**Input**.
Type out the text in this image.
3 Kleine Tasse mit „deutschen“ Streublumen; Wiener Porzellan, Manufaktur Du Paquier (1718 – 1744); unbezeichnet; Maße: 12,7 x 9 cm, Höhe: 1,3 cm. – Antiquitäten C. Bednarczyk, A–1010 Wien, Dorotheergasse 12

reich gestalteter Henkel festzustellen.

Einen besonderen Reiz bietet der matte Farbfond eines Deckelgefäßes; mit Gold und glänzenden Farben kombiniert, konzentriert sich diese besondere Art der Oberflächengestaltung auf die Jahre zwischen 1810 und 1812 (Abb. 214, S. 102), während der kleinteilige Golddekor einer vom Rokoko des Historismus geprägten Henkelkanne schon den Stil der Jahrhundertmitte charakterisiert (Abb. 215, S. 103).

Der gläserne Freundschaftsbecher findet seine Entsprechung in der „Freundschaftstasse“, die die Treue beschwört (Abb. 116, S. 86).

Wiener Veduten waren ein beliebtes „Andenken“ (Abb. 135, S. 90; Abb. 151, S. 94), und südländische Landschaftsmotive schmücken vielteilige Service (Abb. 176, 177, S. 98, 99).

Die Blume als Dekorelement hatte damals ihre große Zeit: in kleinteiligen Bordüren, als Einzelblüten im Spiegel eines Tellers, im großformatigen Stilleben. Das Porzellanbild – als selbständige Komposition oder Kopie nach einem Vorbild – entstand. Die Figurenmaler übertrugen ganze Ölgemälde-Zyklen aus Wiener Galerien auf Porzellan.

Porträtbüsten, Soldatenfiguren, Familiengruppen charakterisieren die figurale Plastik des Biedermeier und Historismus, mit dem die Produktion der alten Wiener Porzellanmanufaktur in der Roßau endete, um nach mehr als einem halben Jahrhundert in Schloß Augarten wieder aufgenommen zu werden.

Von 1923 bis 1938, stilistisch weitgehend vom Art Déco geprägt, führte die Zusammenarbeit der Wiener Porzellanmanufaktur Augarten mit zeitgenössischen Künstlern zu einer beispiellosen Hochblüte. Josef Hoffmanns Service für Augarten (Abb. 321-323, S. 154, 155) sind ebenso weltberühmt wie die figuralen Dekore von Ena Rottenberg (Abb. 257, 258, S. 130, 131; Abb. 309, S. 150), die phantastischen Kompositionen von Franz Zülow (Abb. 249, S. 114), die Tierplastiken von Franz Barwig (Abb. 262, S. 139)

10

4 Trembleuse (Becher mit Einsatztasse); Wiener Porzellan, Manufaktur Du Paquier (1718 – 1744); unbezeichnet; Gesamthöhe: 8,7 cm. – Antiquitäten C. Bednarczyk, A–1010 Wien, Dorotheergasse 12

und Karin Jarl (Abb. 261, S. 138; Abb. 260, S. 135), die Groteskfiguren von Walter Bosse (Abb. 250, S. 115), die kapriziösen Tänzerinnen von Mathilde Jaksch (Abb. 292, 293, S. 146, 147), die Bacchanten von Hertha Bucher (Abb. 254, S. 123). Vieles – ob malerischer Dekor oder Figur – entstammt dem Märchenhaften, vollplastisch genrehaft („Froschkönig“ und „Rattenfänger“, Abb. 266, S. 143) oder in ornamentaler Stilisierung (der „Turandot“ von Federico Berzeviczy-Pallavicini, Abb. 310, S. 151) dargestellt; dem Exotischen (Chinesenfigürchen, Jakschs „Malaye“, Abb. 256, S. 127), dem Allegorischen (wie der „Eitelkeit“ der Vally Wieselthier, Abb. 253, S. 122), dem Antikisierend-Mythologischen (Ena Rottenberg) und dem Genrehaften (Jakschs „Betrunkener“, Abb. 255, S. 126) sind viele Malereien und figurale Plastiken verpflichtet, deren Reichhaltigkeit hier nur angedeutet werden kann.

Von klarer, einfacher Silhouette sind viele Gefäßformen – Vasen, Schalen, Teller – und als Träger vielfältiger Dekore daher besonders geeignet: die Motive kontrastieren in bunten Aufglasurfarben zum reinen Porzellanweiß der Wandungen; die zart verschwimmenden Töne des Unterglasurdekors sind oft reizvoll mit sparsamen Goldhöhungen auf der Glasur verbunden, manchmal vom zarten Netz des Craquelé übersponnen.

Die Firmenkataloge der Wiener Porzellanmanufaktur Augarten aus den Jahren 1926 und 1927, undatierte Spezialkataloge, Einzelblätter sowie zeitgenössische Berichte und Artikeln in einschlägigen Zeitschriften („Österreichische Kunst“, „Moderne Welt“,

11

**What you need to do**. Reproduce all the entries above. Match them exactly.

**Output for this task**.
Type out the text in this image.
3 Kleine Tasse mit „deutschen“ Streublumen; Wiener Porzellan, Manufaktur Du Paquier (1718 – 1744); unbezeichnet; Maße: 12,7 x 9 cm, Höhe: 1,3 cm. – Antiquitäten C. Bednarczyk, A–1010 Wien, Dorotheergasse 12

reich gestalteter Henkel festzustellen.

Einen besonderen Reiz bietet der matte Farbfond eines Deckelgefäßes; mit Gold und glänzenden Farben kombiniert, konzentriert sich diese besondere Art der Oberflächengestaltung auf die Jahre zwischen 1810 und 1812 (Abb. 214, S. 102), während der kleinteilige Golddekor einer vom Rokoko des Historismus geprägten Henkelkanne schon den Stil der Jahrhundertmitte charakterisiert (Abb. 215, S. 103).

Der gläserne Freundschaftsbecher findet seine Entsprechung in der „Freundschaftstasse“, die die Treue beschwört (Abb. 116, S. 86).

Wiener Veduten waren ein beliebtes „Andenken“ (Abb. 135, S. 90; Abb. 151, S. 94), und südländische Landschaftsmotive schmücken vielteilige Service (Abb. 176, 177, S. 98, 99).

Die Blume als Dekorelement hatte damals ihre große Zeit: in kleinteiligen Bordüren, als Einzelblüten im Spiegel eines Tellers, im großformatigen Stilleben. Das Porzellanbild – als selbständige Komposition oder Kopie nach einem Vorbild – entstand. Die Figurenmaler übertrugen ganze Ölgemälde-Zyklen aus Wiener Galerien auf Porzellan.

Porträtbüsten, Soldatenfiguren, Familiengruppen charakterisieren die figurale Plastik des Biedermeier und Historismus, mit dem die Produktion der alten Wiener Porzellanmanufaktur in der Roßau endete, um nach mehr als einem halben Jahrhundert in Schloß Augarten wieder aufgenommen zu werden.

Von 1923 bis 1938, stilistisch weitgehend vom Art Déco geprägt, führte die Zusammenarbeit der Wiener Porzellanmanufaktur Augarten mit zeitgenössischen Künstlern zu einer beispiellosen Hochblüte. Josef Hoffmanns Service für Augarten (Abb. 321-323, S. 154, 155) sind ebenso weltberühmt wie die figuralen Dekore von Ena Rottenberg (Abb. 257, 258, S. 130, 131; Abb. 309, S. 150), die phantastischen Kompositionen von Franz Zülow (Abb. 249, S. 114), die Tierplastiken von Franz Barwig (Abb. 262, S. 139)

10

4 Trembleuse (Becher mit Einsatztasse); Wiener Porzellan, Manufaktur Du Paquier (1718 – 1744); unbezeichnet; Gesamthöhe: 8,7 cm. – Antiquitäten C. Bednarczyk, A–1010 Wien, Dorotheergasse 12

und Karin Jarl (Abb. 261, S. 138; Abb. 260, S. 135), die Groteskfiguren von Walter Bosse (Abb. 250, S. 115), die kapriziösen Tänzerinnen von Mathilde Jaksch (Abb. 292, 293, S. 146, 147), die Bacchanten von Hertha Bucher (Abb. 254, S. 123). Vieles – ob malerischer Dekor oder Figur – entstammt dem Märchenhaften, vollplastisch genrehaft („Froschkönig“ und „Rattenfänger“, Abb. 266, S. 143) oder in ornamentaler Stilisierung (der „Turandot“ von Federico Berzeviczy-Pallavicini, Abb. 310, S. 151) dargestellt; dem Exotischen (Chinesenfigürchen, Jakschs „Malaye“, Abb. 256, S. 127), dem Allegorischen (wie der „Eitelkeit“ der Vally Wieselthier, Abb. 253, S. 122), dem Antikisierend-Mythologischen (Ena Rottenberg) und dem Genrehaften (Jakschs „Betrunkener“, Abb. 255, S. 126) sind viele Malereien und figurale Plastiken verpflichtet, deren Reichhaltigkeit hier nur angedeutet werden kann.

Von klarer, einfacher Silhouette sind viele Gefäßformen – Vasen, Schalen, Teller – und als Träger vielfältiger Dekore daher besonders geeignet: die Motive kontrastieren in bunten Aufglasurfarben zum reinen Porzellanweiß der Wandungen; die zart verschwimmenden Töne des Unterglasurdekors sind oft reizvoll mit sparsamen Goldhöhungen auf der Glasur verbunden, manchmal vom zarten Netz des Craquelé übersponnen.

Die Firmenkataloge der Wiener Porzellanmanufaktur Augarten aus den Jahren 1926 und 1927, undatierte Spezialkataloge, Einzelblätter sowie zeitgenössische Berichte und Artikeln in einschlägigen Zeitschriften („Österreichische Kunst“, „Moderne Welt“,

11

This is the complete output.